(Recorded data)
>> BEGIN

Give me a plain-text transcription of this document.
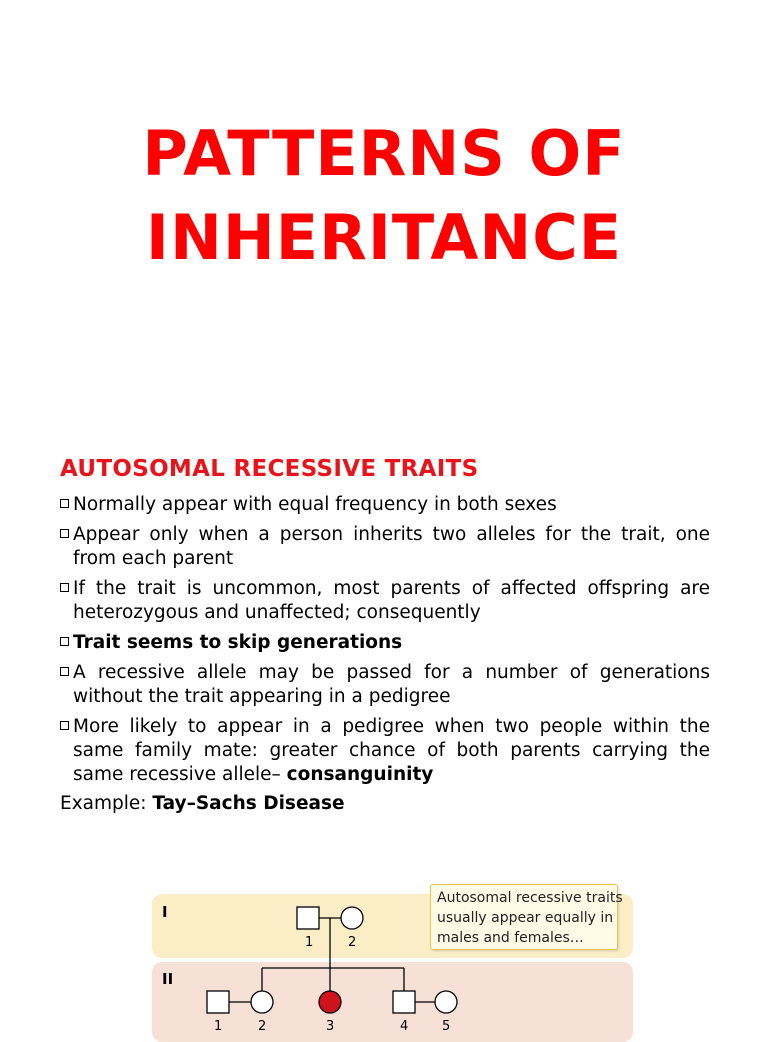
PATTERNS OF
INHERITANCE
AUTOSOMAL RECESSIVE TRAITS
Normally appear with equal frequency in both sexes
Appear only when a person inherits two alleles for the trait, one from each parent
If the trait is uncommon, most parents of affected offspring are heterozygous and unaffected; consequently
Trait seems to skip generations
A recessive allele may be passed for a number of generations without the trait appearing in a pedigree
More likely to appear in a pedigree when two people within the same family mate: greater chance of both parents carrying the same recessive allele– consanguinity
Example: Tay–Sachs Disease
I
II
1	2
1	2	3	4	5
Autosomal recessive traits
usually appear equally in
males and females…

>> END

Without including the pictures, reproduce all entries exactly.

RESULT FOR THIS TASK:
Give me a plain-text transcription of this document.
PATTERNS OF
INHERITANCE
AUTOSOMAL RECESSIVE TRAITS
Normally appear with equal frequency in both sexes
Appear only when a person inherits two alleles for the trait, one from each parent
If the trait is uncommon, most parents of affected offspring are heterozygous and unaffected; consequently
Trait seems to skip generations
A recessive allele may be passed for a number of generations without the trait appearing in a pedigree
More likely to appear in a pedigree when two people within the same family mate: greater chance of both parents carrying the same recessive allele– consanguinity
Example: Tay–Sachs Disease
I
II
1	2
1	2	3	4	5
Autosomal recessive traits
usually appear equally in
males and females…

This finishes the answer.